* [Data for processing]:
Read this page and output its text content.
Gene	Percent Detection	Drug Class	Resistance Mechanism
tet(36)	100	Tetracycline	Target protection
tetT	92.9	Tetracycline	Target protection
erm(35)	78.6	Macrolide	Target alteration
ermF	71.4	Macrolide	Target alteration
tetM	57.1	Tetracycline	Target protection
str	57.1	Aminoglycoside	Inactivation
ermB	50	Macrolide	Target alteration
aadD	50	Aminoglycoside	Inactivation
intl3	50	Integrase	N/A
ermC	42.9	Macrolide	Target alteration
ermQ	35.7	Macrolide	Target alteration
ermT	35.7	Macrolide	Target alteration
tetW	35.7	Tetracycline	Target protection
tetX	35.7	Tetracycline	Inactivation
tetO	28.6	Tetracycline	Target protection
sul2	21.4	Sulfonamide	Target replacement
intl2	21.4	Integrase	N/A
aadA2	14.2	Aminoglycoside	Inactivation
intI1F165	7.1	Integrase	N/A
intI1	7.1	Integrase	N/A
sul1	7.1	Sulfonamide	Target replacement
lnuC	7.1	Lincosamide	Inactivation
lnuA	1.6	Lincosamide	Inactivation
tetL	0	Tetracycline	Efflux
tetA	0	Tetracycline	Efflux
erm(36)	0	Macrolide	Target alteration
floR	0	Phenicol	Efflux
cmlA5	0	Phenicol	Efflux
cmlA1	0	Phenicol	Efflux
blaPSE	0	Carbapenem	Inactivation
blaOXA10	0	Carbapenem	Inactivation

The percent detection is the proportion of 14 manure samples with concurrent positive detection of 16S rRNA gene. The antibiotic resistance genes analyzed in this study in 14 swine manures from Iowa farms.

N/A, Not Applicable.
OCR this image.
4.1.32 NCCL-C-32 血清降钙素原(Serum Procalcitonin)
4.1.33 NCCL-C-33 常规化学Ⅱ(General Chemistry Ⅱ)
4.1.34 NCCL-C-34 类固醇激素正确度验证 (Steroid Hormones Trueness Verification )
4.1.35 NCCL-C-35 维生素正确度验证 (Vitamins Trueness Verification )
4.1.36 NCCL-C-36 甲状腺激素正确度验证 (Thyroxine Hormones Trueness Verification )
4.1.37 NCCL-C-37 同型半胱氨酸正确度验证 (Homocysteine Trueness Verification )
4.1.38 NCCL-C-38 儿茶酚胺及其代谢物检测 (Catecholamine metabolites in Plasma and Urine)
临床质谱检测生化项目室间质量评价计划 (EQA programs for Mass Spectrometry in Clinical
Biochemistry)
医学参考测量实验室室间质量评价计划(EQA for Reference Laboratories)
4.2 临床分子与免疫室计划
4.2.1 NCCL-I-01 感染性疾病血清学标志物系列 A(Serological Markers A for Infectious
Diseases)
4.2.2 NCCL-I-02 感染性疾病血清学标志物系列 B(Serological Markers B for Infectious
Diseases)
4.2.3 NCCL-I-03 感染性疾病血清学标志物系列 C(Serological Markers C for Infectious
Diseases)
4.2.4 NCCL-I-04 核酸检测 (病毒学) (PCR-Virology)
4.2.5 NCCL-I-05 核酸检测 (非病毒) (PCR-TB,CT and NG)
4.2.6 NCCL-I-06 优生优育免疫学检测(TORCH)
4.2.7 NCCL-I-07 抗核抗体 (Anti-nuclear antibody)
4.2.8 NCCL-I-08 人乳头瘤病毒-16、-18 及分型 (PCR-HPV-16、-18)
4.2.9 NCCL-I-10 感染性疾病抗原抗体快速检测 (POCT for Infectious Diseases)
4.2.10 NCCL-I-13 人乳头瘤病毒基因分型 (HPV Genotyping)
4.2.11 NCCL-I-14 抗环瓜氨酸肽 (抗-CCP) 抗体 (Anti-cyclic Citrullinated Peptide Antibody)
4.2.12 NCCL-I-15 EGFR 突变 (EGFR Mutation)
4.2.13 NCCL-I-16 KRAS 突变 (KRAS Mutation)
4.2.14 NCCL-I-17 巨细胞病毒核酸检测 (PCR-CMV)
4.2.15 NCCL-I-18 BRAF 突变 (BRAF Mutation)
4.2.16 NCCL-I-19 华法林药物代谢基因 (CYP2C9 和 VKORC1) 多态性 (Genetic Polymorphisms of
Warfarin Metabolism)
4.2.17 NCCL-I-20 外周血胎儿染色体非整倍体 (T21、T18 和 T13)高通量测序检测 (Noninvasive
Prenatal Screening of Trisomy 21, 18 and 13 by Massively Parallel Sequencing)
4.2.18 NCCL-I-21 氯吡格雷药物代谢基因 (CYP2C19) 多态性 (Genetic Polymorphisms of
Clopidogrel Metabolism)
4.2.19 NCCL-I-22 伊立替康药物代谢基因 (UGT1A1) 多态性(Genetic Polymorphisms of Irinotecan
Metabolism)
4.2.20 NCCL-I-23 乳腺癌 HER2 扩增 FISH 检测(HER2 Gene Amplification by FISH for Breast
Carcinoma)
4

* [Task goal]: Copy out each line of the entries that holds "Markers".

* [Answer section]:
4.2.1 NCCL-I-01 感染性疾病血清学标志物系列 A(Serological Markers A for Infectious
4.2.2 NCCL-I-02 感染性疾病血清学标志物系列 B(Serological Markers B for Infectious
4.2.3 NCCL-I-03 感染性疾病血清学标志物系列 C(Serological Markers C for Infectious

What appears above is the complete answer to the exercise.